(Records from a collection of figures)
◆ ◆ ◆ ◆

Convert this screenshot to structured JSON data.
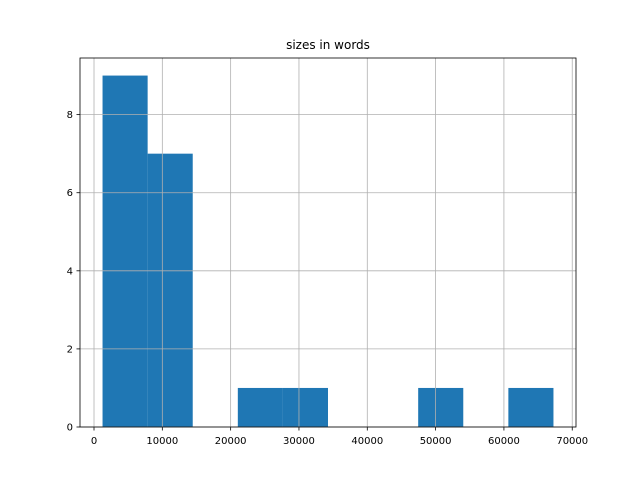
{
  "chart_data": {
    "type": "histogram",
    "title": "sizes in words",
    "bins": [
      1250,
      7850,
      14450,
      21050,
      27650,
      34250,
      40850,
      47450,
      54050,
      60650,
      67250
    ],
    "values": [
      9,
      7,
      0,
      1,
      1,
      0,
      0,
      1,
      0,
      1
    ],
    "color": "#1f77b4",
    "xlim": [
      -2050,
      70550
    ],
    "xticks": [
      0,
      10000,
      20000,
      30000,
      40000,
      50000,
      60000,
      70000
    ],
    "ylim": [
      0,
      9.45
    ],
    "yticks": [
      0,
      2,
      4,
      6,
      8
    ],
    "grid": true
  }
}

◆ ◆ ◆ ◆

### Set problem
Transcribe the records word for word and include no pictures.

### Task solution
Convert this screenshot to structured JSON data.
{
  "chart_data": {
    "type": "histogram",
    "title": "sizes in words",
    "bins": [
      1250,
      7850,
      14450,
      21050,
      27650,
      34250,
      40850,
      47450,
      54050,
      60650,
      67250
    ],
    "values": [
      9,
      7,
      0,
      1,
      1,
      0,
      0,
      1,
      0,
      1
    ],
    "color": "#1f77b4",
    "xlim": [
      -2050,
      70550
    ],
    "xticks": [
      0,
      10000,
      20000,
      30000,
      40000,
      50000,
      60000,
      70000
    ],
    "ylim": [
      0,
      9.45
    ],
    "yticks": [
      0,
      2,
      4,
      6,
      8
    ],
    "grid": true
  }
}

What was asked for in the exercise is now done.